Request — Check each line of the material below, and copy it if it holds the string "document".

Data lines —
- - - - - - -

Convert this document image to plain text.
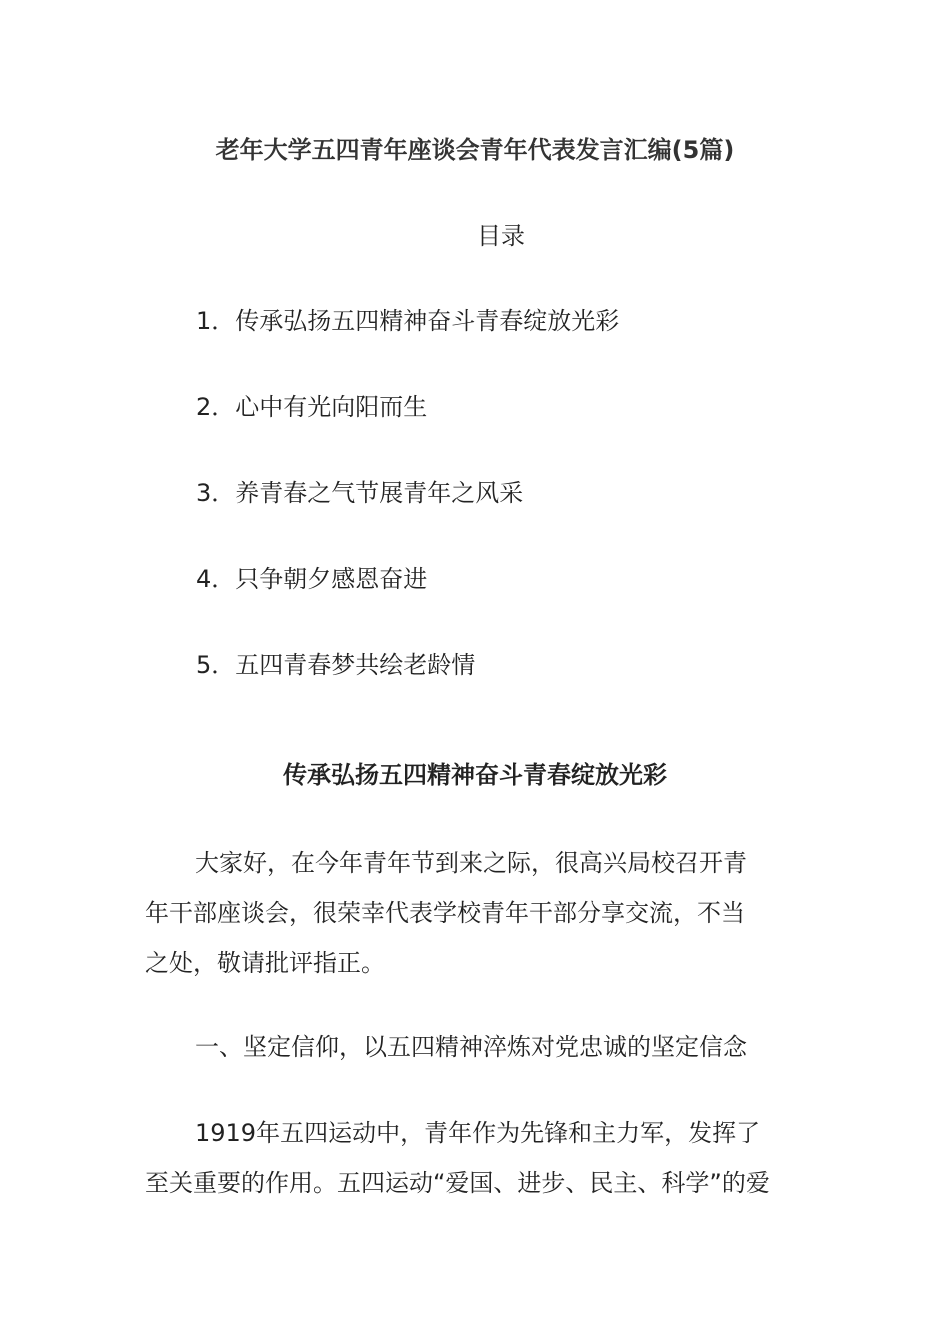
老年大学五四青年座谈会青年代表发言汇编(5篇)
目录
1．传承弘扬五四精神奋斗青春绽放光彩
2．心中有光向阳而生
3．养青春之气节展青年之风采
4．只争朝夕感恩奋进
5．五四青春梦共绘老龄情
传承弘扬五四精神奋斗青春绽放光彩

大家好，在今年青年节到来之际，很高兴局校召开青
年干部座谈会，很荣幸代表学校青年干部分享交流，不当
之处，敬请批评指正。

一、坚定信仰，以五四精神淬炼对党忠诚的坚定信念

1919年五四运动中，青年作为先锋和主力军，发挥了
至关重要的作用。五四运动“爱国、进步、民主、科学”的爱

- - - - - - -

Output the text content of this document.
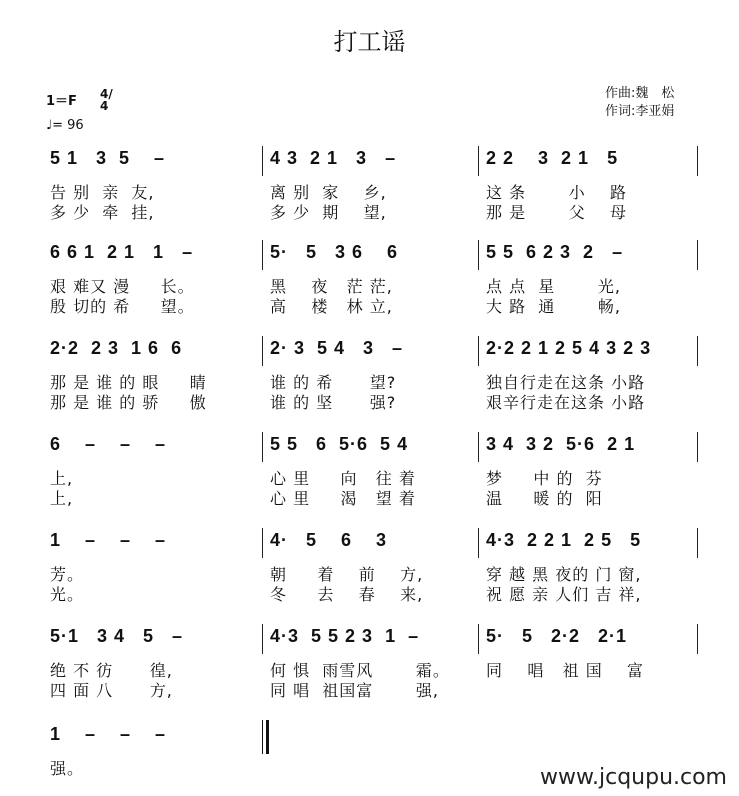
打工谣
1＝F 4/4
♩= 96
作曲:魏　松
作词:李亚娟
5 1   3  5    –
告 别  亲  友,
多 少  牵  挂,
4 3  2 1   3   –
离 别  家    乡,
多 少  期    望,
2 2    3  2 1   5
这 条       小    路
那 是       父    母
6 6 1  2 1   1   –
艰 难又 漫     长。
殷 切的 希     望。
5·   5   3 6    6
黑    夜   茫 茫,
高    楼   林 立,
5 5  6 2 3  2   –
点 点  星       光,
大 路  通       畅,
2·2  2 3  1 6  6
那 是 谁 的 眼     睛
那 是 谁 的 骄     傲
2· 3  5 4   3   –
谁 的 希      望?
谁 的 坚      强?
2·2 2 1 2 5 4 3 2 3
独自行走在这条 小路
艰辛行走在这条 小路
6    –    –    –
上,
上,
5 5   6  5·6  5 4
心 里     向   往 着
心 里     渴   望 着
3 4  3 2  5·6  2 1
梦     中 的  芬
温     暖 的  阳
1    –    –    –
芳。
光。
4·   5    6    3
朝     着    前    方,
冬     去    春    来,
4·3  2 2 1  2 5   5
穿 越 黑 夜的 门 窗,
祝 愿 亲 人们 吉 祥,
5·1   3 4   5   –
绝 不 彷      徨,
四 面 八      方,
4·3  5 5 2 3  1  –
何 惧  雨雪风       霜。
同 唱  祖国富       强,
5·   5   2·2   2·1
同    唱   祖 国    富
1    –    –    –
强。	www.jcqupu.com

- - - - - - -

Full output —
Convert this document image to plain text.
Output the text content of this document.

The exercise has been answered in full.